(Dataset records)
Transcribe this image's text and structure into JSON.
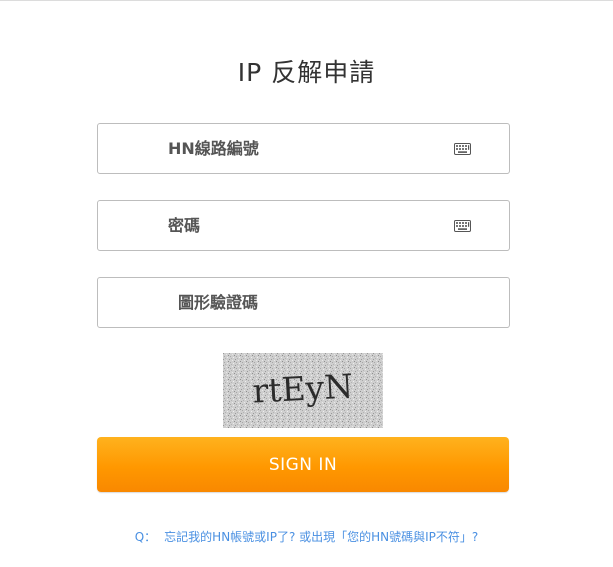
{
  "page": {
    "title": "IP 反解申請"
  },
  "form": {
    "hn_number": {
      "placeholder": "HN線路編號",
      "value": "",
      "icon": "keyboard-icon"
    },
    "password": {
      "placeholder": "密碼",
      "value": "",
      "icon": "keyboard-icon"
    },
    "captcha_input": {
      "placeholder": "圖形驗證碼",
      "value": ""
    },
    "captcha_image_text": "rtEyN",
    "signin_label": "SIGN IN"
  },
  "help": {
    "prefix": "Q：",
    "text": "忘記我的HN帳號或IP了? 或出現「您的HN號碼與IP不符」?"
  },
  "colors": {
    "accent": "#ff9800",
    "link": "#4a90e2",
    "border": "#bdbdbd"
  }
}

▶ _PROBLEM STATEMENT_: Print all entries exactly. The images do not belong in the copy.

▶ _SOLUTION TO THIS TASK_:
Transcribe this image's text and structure into JSON.
{
  "page": {
    "title": "IP 反解申請"
  },
  "form": {
    "hn_number": {
      "placeholder": "HN線路編號",
      "value": "",
      "icon": "keyboard-icon"
    },
    "password": {
      "placeholder": "密碼",
      "value": "",
      "icon": "keyboard-icon"
    },
    "captcha_input": {
      "placeholder": "圖形驗證碼",
      "value": ""
    },
    "captcha_image_text": "rtEyN",
    "signin_label": "SIGN IN"
  },
  "help": {
    "prefix": "Q：",
    "text": "忘記我的HN帳號或IP了? 或出現「您的HN號碼與IP不符」?"
  },
  "colors": {
    "accent": "#ff9800",
    "link": "#4a90e2",
    "border": "#bdbdbd"
  }
}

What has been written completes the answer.